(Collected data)

○ ○ ○ ○ ○

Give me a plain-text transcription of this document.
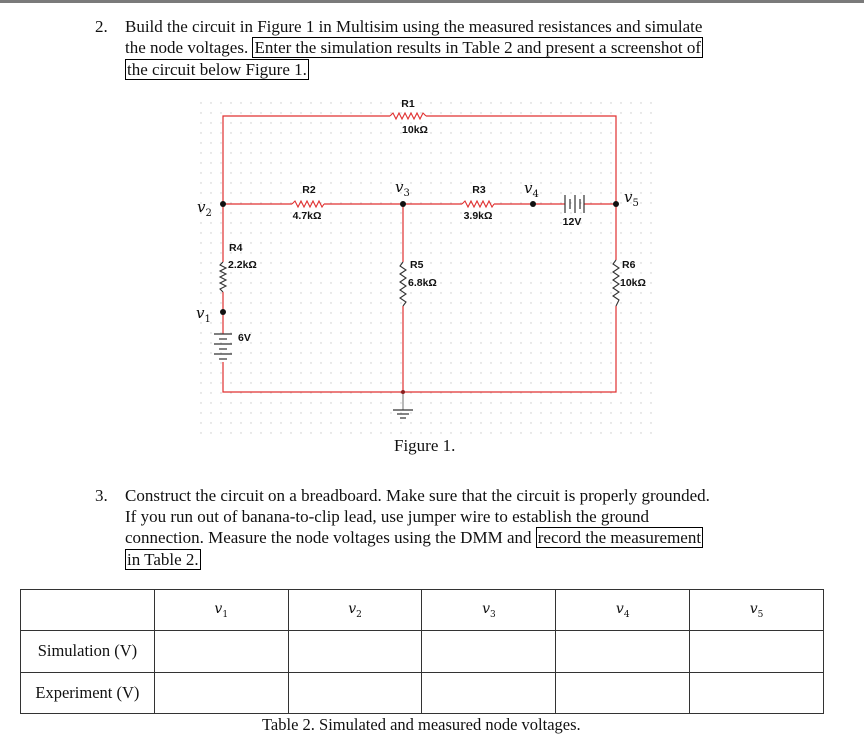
2. Build the circuit in Figure 1 in Multisim using the measured resistances and simulate
the node voltages. Enter the simulation results in Table 2 and present a screenshot of
the circuit below Figure 1.
R1
10kΩ
R2
4.7kΩ
R3
3.9kΩ
R4
2.2kΩ	R5
6.8kΩ
R6
10kΩ
6V
12V
$v_2$
$v_1$
$v_3$	$v_4$	$v_5$
Figure 1.
3. Construct the circuit on a breadboard. Make sure that the circuit is properly grounded.
If you run out of banana-to-clip lead, use jumper wire to establish the ground
connection. Measure the node voltages using the DMM and record the measurement
in Table 2.
	$v_1$	$v_2$	$v_3$	$v_4$	$v_5$
Simulation (V)					
Experiment (V)					
Table 2. Simulated and measured node voltages.
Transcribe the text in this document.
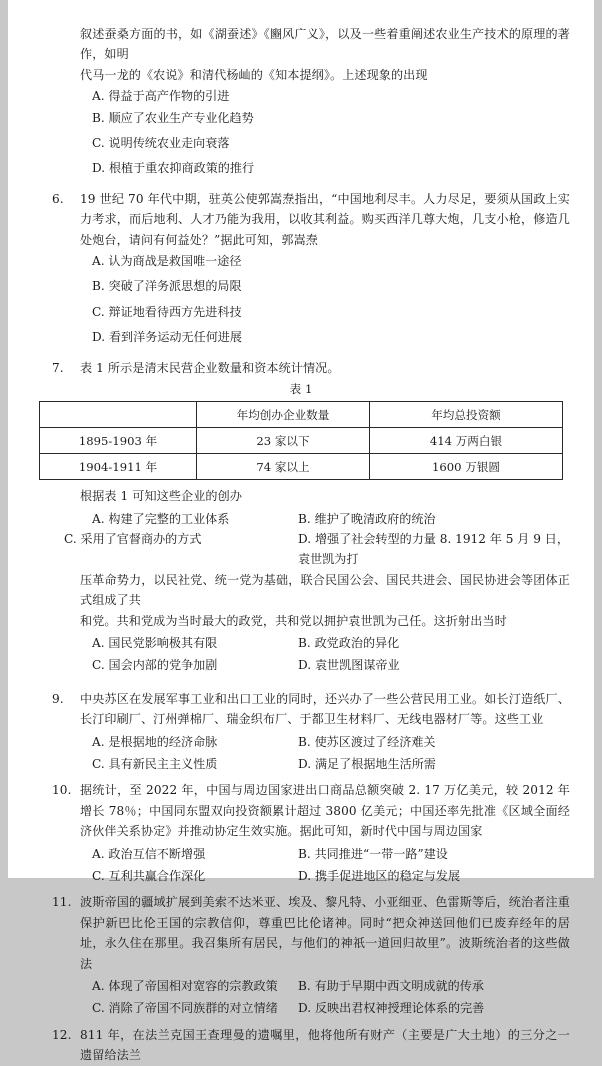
叙述蚕桑方面的书，如《湖蚕述》《豳风广义》，以及一些着重阐述农业生产技术的原理的著作，如明
代马一龙的《农说》和清代杨屾的《知本提纲》。上述现象的出现
A. 得益于高产作物的引进
B. 顺应了农业生产专业化趋势
C. 说明传统农业走向衰落
D. 根植于重农抑商政策的推行
6.	19 世纪 70 年代中期，驻英公使郭嵩焘指出，“中国地利尽丰。人力尽足，要须从国政上实力考求，而后地利、人才乃能为我用，以收其利益。购买西洋几尊大炮，几支小枪，修造几处炮台，请问有何益处？”据此可知，郭嵩焘
A. 认为商战是救国唯一途径
B. 突破了洋务派思想的局限
C. 辩证地看待西方先进科技
D. 看到洋务运动无任何进展
7.	表 1 所示是清末民营企业数量和资本统计情况。
表 1
	年均创办企业数量	年均总投资额
1895-1903 年	23 家以下	414 万两白银
1904-1911 年	74 家以上	1600 万银圆
根据表 1 可知这些企业的创办
A. 构建了完整的工业体系	B. 维护了晚清政府的统治
C. 采用了官督商办的方式	D. 增强了社会转型的力量 8. 1912 年 5 月 9 日，袁世凯为打
压革命势力，以民社党、统一党为基础，联合民国公会、国民共进会、国民协进会等团体正式组成了共
和党。共和党成为当时最大的政党，共和党以拥护袁世凯为己任。这折射出当时
A. 国民党影响极其有限	B. 政党政治的异化
C. 国会内部的党争加剧	D. 袁世凯图谋帝业
9.	中央苏区在发展军事工业和出口工业的同时，还兴办了一些公营民用工业。如长汀造纸厂、长汀印刷厂、汀州弹棉厂、瑞金织布厂、于都卫生材料厂、无线电器材厂等。这些工业
A. 是根据地的经济命脉	B. 使苏区渡过了经济难关
C. 具有新民主主义性质	D. 满足了根据地生活所需
10. 据统计，至 2022 年，中国与周边国家进出口商品总额突破 2. 17 万亿美元，较 2012 年增长 78％；中国同东盟双向投资额累计超过 3800 亿美元；中国还率先批准《区域全面经济伙伴关系协定》并推动协定生效实施。据此可知，新时代中国与周边国家
A. 政治互信不断增强	B. 共同推进“一带一路”建设
C. 互利共赢合作深化	D. 携手促进地区的稳定与发展
11. 波斯帝国的疆域扩展到美索不达米亚、埃及、黎凡特、小亚细亚、色雷斯等后，统治者注重保护新巴比伦王国的宗教信仰，尊重巴比伦诸神。同时“把众神送回他们已废弃经年的居址，永久住在那里。我召集所有居民，与他们的神祇一道回归故里”。波斯统治者的这些做法
A. 体现了帝国相对宽容的宗教政策	B. 有助于早期中西文明成就的传承
C. 消除了帝国不同族群的对立情绪	D. 反映出君权神授理论体系的完善
12. 811 年，在法兰克国王查理曼的遗嘱里，他将他所有财产（主要是广大土地）的三分之一遗留给法兰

○ ○ ○ ○ ○

WHAT THE TASK ASKS: Using the material above, retype each entry exactly and omit the pictures.

WRITTEN REPLY:
Give me a plain-text transcription of this document.
2. Build the circuit in Figure 1 in Multisim using the measured resistances and simulate
the node voltages. Enter the simulation results in Table 2 and present a screenshot of
the circuit below Figure 1.
R1
10kΩ
R2
4.7kΩ
R3
3.9kΩ
R4
2.2kΩ	R5
6.8kΩ
R6
10kΩ
6V
12V
$v_2$
$v_1$
$v_3$	$v_4$	$v_5$
Figure 1.
3. Construct the circuit on a breadboard. Make sure that the circuit is properly grounded.
If you run out of banana-to-clip lead, use jumper wire to establish the ground
connection. Measure the node voltages using the DMM and record the measurement
in Table 2.
	$v_1$	$v_2$	$v_3$	$v_4$	$v_5$
Simulation (V)					
Experiment (V)					
Table 2. Simulated and measured node voltages.
Transcribe the text in this document.
叙述蚕桑方面的书，如《湖蚕述》《豳风广义》，以及一些着重阐述农业生产技术的原理的著作，如明
代马一龙的《农说》和清代杨屾的《知本提纲》。上述现象的出现
A. 得益于高产作物的引进
B. 顺应了农业生产专业化趋势
C. 说明传统农业走向衰落
D. 根植于重农抑商政策的推行
6.	19 世纪 70 年代中期，驻英公使郭嵩焘指出，“中国地利尽丰。人力尽足，要须从国政上实力考求，而后地利、人才乃能为我用，以收其利益。购买西洋几尊大炮，几支小枪，修造几处炮台，请问有何益处？”据此可知，郭嵩焘
A. 认为商战是救国唯一途径
B. 突破了洋务派思想的局限
C. 辩证地看待西方先进科技
D. 看到洋务运动无任何进展
7.	表 1 所示是清末民营企业数量和资本统计情况。
表 1
	年均创办企业数量	年均总投资额
1895-1903 年	23 家以下	414 万两白银
1904-1911 年	74 家以上	1600 万银圆
根据表 1 可知这些企业的创办
A. 构建了完整的工业体系	B. 维护了晚清政府的统治
C. 采用了官督商办的方式	D. 增强了社会转型的力量 8. 1912 年 5 月 9 日，袁世凯为打
压革命势力，以民社党、统一党为基础，联合民国公会、国民共进会、国民协进会等团体正式组成了共
和党。共和党成为当时最大的政党，共和党以拥护袁世凯为己任。这折射出当时
A. 国民党影响极其有限	B. 政党政治的异化
C. 国会内部的党争加剧	D. 袁世凯图谋帝业
9.	中央苏区在发展军事工业和出口工业的同时，还兴办了一些公营民用工业。如长汀造纸厂、长汀印刷厂、汀州弹棉厂、瑞金织布厂、于都卫生材料厂、无线电器材厂等。这些工业
A. 是根据地的经济命脉	B. 使苏区渡过了经济难关
C. 具有新民主主义性质	D. 满足了根据地生活所需
10. 据统计，至 2022 年，中国与周边国家进出口商品总额突破 2. 17 万亿美元，较 2012 年增长 78％；中国同东盟双向投资额累计超过 3800 亿美元；中国还率先批准《区域全面经济伙伴关系协定》并推动协定生效实施。据此可知，新时代中国与周边国家
A. 政治互信不断增强	B. 共同推进“一带一路”建设
C. 互利共赢合作深化	D. 携手促进地区的稳定与发展
11. 波斯帝国的疆域扩展到美索不达米亚、埃及、黎凡特、小亚细亚、色雷斯等后，统治者注重保护新巴比伦王国的宗教信仰，尊重巴比伦诸神。同时“把众神送回他们已废弃经年的居址，永久住在那里。我召集所有居民，与他们的神祇一道回归故里”。波斯统治者的这些做法
A. 体现了帝国相对宽容的宗教政策	B. 有助于早期中西文明成就的传承
C. 消除了帝国不同族群的对立情绪	D. 反映出君权神授理论体系的完善
12. 811 年，在法兰克国王查理曼的遗嘱里，他将他所有财产（主要是广大土地）的三分之一遗留给法兰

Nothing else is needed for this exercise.